• **GOAL OF THE EXERCISE**
The records below are made of lines; count those holding the word "name" and give the number only.

(Data items)
--- BEGIN ---
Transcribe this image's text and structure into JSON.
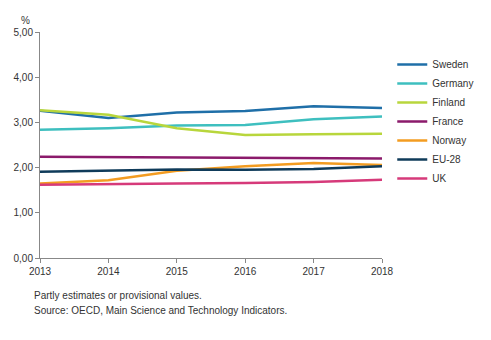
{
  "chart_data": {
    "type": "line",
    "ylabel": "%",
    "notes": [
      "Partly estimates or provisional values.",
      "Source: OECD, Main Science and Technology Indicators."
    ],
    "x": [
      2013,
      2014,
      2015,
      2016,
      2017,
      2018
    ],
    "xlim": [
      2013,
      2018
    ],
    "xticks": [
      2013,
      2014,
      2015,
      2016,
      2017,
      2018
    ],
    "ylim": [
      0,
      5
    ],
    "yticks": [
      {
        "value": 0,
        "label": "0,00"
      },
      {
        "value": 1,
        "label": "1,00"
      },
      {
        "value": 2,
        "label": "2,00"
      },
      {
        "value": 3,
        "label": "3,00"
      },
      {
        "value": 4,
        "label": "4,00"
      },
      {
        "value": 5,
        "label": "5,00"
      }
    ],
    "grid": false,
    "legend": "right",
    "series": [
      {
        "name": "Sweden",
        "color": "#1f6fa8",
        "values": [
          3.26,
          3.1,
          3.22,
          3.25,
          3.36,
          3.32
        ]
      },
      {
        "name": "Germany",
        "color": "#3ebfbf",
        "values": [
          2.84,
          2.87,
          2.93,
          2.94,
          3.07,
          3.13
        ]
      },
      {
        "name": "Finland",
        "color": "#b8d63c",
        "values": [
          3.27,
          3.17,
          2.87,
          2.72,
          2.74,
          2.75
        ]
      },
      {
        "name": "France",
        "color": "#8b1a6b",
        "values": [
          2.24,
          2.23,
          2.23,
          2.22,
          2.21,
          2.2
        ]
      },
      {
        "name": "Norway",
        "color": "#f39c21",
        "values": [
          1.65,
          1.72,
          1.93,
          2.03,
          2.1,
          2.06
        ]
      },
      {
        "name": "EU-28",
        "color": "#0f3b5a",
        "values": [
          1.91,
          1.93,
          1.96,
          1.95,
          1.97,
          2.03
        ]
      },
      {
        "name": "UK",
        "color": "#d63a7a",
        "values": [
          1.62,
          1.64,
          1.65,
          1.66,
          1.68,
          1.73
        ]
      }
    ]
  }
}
--- END ---
• **COMPLETE RESPONSE**
7